→ **Task to carry out**
Gather every line holding the string "leads".

------ Data section

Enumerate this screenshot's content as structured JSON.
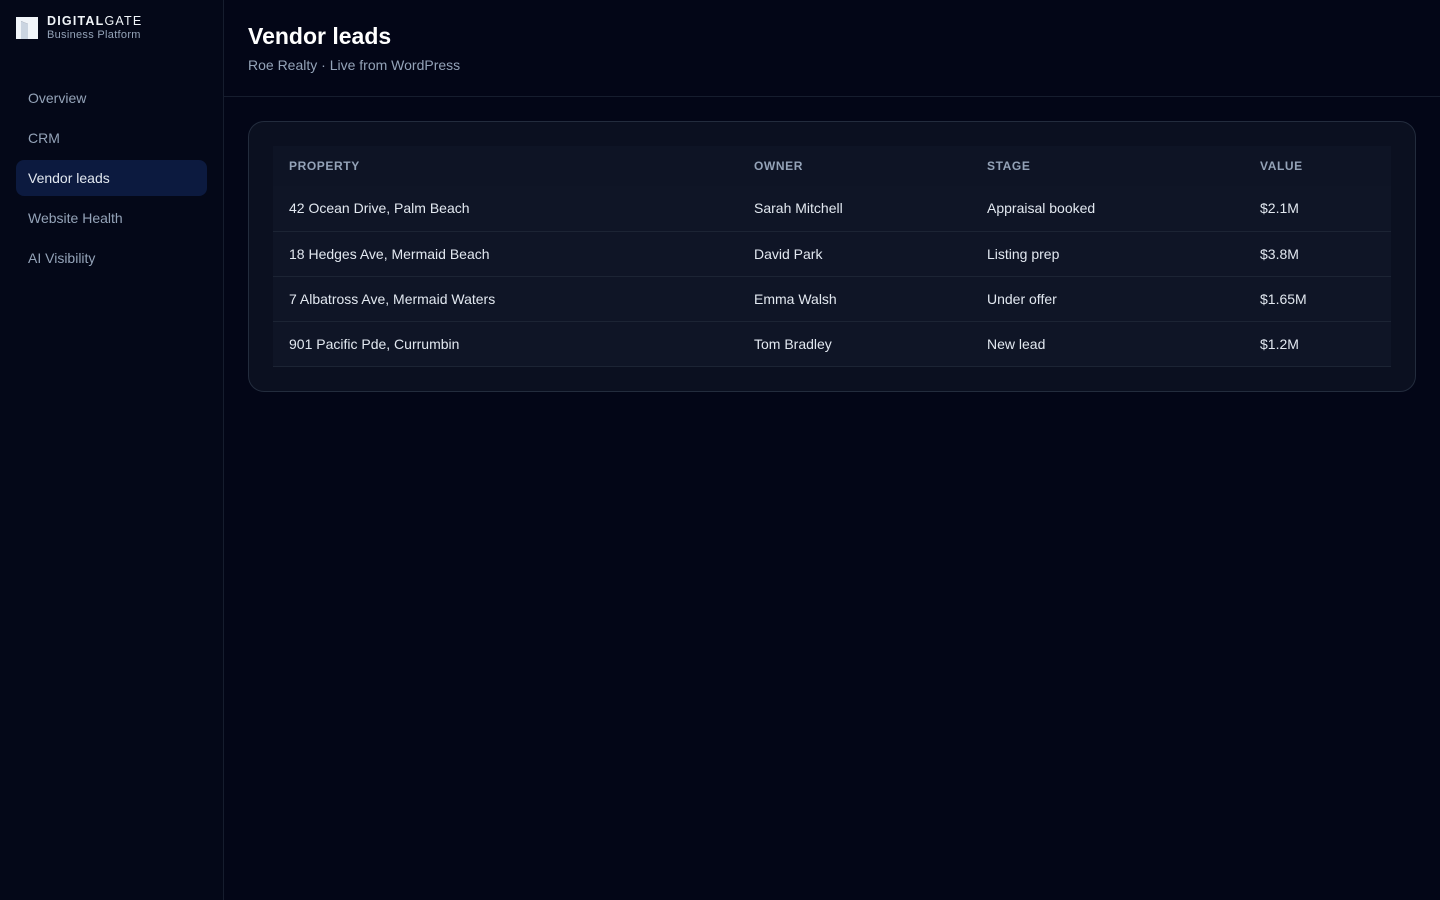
{
  "brand": {
    "name_strong": "DIGITAL",
    "name_light": "GATE",
    "subtitle": "Business Platform",
    "logo_icon": "door-icon"
  },
  "sidebar": {
    "items": [
      {
        "label": "Overview",
        "active": false
      },
      {
        "label": "CRM",
        "active": false
      },
      {
        "label": "Vendor leads",
        "active": true
      },
      {
        "label": "Website Health",
        "active": false
      },
      {
        "label": "AI Visibility",
        "active": false
      }
    ]
  },
  "header": {
    "title": "Vendor leads",
    "subtitle": "Roe Realty · Live from WordPress"
  },
  "table": {
    "columns": [
      "PROPERTY",
      "OWNER",
      "STAGE",
      "VALUE"
    ],
    "rows": [
      {
        "property": "42 Ocean Drive, Palm Beach",
        "owner": "Sarah Mitchell",
        "stage": "Appraisal booked",
        "value": "$2.1M"
      },
      {
        "property": "18 Hedges Ave, Mermaid Beach",
        "owner": "David Park",
        "stage": "Listing prep",
        "value": "$3.8M"
      },
      {
        "property": "7 Albatross Ave, Mermaid Waters",
        "owner": "Emma Walsh",
        "stage": "Under offer",
        "value": "$1.65M"
      },
      {
        "property": "901 Pacific Pde, Currumbin",
        "owner": "Tom Bradley",
        "stage": "New lead",
        "value": "$1.2M"
      }
    ]
  },
  "colors": {
    "background": "#030617",
    "sidebar_active": "#0c1a3f",
    "muted_text": "#94a3b8"
  }
}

------------

→ **Written solution**
        "label": "Vendor leads",
    "title": "Vendor leads",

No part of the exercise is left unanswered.